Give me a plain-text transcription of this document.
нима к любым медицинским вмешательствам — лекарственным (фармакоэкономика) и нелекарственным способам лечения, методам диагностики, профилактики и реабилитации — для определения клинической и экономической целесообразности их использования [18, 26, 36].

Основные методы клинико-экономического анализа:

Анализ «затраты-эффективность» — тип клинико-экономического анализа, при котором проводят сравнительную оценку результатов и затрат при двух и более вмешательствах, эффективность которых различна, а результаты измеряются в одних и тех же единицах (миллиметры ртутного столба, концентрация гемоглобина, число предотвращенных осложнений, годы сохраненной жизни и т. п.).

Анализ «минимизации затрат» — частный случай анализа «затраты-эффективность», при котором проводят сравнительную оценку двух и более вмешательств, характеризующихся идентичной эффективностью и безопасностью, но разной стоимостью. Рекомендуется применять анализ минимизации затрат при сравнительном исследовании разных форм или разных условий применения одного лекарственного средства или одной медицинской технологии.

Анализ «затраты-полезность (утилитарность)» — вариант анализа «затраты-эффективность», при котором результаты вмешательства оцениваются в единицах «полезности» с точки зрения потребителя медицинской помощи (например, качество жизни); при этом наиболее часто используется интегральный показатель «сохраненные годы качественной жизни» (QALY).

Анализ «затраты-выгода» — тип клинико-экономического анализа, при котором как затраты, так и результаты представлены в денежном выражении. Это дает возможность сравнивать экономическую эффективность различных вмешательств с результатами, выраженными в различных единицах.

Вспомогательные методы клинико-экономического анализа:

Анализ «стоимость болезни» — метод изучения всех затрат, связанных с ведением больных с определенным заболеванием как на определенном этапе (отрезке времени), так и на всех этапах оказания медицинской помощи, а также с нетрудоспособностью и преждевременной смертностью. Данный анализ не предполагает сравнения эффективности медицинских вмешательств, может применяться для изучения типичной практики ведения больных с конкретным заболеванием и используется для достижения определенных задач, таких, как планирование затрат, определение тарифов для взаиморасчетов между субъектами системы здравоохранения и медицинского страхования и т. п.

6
****************************************
THE REQUEST :: Exactly how many lines contain "анализа"? State the number and nothing else.

SOLUTION TO THIS PROBLEM :: 6